**Problem to work on**
Give the records back in full, exactly as they read.

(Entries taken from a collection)
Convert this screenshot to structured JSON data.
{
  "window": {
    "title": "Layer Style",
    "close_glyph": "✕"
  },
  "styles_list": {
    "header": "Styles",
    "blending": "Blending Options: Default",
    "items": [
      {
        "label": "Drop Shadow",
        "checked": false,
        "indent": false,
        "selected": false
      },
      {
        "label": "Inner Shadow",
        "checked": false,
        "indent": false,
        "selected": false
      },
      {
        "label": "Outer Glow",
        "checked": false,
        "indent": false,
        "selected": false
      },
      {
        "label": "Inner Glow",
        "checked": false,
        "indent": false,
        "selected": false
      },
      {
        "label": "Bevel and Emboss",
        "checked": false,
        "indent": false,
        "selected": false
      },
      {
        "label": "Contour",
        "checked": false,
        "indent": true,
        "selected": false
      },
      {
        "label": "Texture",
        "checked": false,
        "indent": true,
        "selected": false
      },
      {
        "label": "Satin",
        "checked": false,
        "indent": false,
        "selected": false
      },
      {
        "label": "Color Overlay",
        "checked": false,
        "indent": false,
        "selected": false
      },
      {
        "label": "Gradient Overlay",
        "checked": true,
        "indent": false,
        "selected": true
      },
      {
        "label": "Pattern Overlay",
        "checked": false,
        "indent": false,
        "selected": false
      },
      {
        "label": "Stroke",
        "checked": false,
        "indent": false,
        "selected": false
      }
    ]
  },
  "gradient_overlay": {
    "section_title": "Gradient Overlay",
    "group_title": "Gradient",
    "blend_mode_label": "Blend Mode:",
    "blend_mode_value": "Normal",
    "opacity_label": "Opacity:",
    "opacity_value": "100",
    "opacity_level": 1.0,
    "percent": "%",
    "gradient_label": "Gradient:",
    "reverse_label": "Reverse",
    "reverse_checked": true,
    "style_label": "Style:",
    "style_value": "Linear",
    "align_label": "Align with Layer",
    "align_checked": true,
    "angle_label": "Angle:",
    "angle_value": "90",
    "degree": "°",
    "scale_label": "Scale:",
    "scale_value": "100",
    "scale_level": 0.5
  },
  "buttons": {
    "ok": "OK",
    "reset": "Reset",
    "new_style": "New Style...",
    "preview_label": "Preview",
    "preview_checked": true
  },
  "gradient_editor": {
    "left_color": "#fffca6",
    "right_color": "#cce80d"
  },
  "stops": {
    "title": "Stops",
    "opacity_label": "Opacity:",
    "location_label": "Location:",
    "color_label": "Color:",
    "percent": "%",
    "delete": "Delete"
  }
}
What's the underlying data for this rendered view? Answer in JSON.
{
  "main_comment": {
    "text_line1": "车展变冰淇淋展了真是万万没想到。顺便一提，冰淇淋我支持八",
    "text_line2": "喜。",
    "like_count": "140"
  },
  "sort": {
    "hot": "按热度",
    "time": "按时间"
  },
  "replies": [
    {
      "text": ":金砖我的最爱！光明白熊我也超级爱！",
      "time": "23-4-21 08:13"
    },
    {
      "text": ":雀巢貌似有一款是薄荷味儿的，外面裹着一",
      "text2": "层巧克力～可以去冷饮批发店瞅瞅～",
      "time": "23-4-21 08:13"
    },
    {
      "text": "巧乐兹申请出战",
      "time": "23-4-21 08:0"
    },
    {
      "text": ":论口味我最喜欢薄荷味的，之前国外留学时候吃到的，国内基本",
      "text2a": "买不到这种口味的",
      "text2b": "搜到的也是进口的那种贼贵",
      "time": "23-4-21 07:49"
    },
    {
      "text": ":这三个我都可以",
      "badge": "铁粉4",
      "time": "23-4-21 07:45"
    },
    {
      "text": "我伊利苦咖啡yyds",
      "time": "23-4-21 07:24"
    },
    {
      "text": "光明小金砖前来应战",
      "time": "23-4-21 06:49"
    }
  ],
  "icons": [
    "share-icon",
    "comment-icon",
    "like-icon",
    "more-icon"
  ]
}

**Output of the task**
Convert this screenshot to structured JSON data.
{
  "window": {
    "title": "Layer Style",
    "close_glyph": "✕"
  },
  "styles_list": {
    "header": "Styles",
    "blending": "Blending Options: Default",
    "items": [
      {
        "label": "Drop Shadow",
        "checked": false,
        "indent": false,
        "selected": false
      },
      {
        "label": "Inner Shadow",
        "checked": false,
        "indent": false,
        "selected": false
      },
      {
        "label": "Outer Glow",
        "checked": false,
        "indent": false,
        "selected": false
      },
      {
        "label": "Inner Glow",
        "checked": false,
        "indent": false,
        "selected": false
      },
      {
        "label": "Bevel and Emboss",
        "checked": false,
        "indent": false,
        "selected": false
      },
      {
        "label": "Contour",
        "checked": false,
        "indent": true,
        "selected": false
      },
      {
        "label": "Texture",
        "checked": false,
        "indent": true,
        "selected": false
      },
      {
        "label": "Satin",
        "checked": false,
        "indent": false,
        "selected": false
      },
      {
        "label": "Color Overlay",
        "checked": false,
        "indent": false,
        "selected": false
      },
      {
        "label": "Gradient Overlay",
        "checked": true,
        "indent": false,
        "selected": true
      },
      {
        "label": "Pattern Overlay",
        "checked": false,
        "indent": false,
        "selected": false
      },
      {
        "label": "Stroke",
        "checked": false,
        "indent": false,
        "selected": false
      }
    ]
  },
  "gradient_overlay": {
    "section_title": "Gradient Overlay",
    "group_title": "Gradient",
    "blend_mode_label": "Blend Mode:",
    "blend_mode_value": "Normal",
    "opacity_label": "Opacity:",
    "opacity_value": "100",
    "opacity_level": 1.0,
    "percent": "%",
    "gradient_label": "Gradient:",
    "reverse_label": "Reverse",
    "reverse_checked": true,
    "style_label": "Style:",
    "style_value": "Linear",
    "align_label": "Align with Layer",
    "align_checked": true,
    "angle_label": "Angle:",
    "angle_value": "90",
    "degree": "°",
    "scale_label": "Scale:",
    "scale_value": "100",
    "scale_level": 0.5
  },
  "buttons": {
    "ok": "OK",
    "reset": "Reset",
    "new_style": "New Style...",
    "preview_label": "Preview",
    "preview_checked": true
  },
  "gradient_editor": {
    "left_color": "#fffca6",
    "right_color": "#cce80d"
  },
  "stops": {
    "title": "Stops",
    "opacity_label": "Opacity:",
    "location_label": "Location:",
    "color_label": "Color:",
    "percent": "%",
    "delete": "Delete"
  }
}
What's the underlying data for this rendered view? Answer in JSON.
{
  "main_comment": {
    "text_line1": "车展变冰淇淋展了真是万万没想到。顺便一提，冰淇淋我支持八",
    "text_line2": "喜。",
    "like_count": "140"
  },
  "sort": {
    "hot": "按热度",
    "time": "按时间"
  },
  "replies": [
    {
      "text": ":金砖我的最爱！光明白熊我也超级爱！",
      "time": "23-4-21 08:13"
    },
    {
      "text": ":雀巢貌似有一款是薄荷味儿的，外面裹着一",
      "text2": "层巧克力～可以去冷饮批发店瞅瞅～",
      "time": "23-4-21 08:13"
    },
    {
      "text": "巧乐兹申请出战",
      "time": "23-4-21 08:0"
    },
    {
      "text": ":论口味我最喜欢薄荷味的，之前国外留学时候吃到的，国内基本",
      "text2a": "买不到这种口味的",
      "text2b": "搜到的也是进口的那种贼贵",
      "time": "23-4-21 07:49"
    },
    {
      "text": ":这三个我都可以",
      "badge": "铁粉4",
      "time": "23-4-21 07:45"
    },
    {
      "text": "我伊利苦咖啡yyds",
      "time": "23-4-21 07:24"
    },
    {
      "text": "光明小金砖前来应战",
      "time": "23-4-21 06:49"
    }
  ],
  "icons": [
    "share-icon",
    "comment-icon",
    "like-icon",
    "more-icon"
  ]
}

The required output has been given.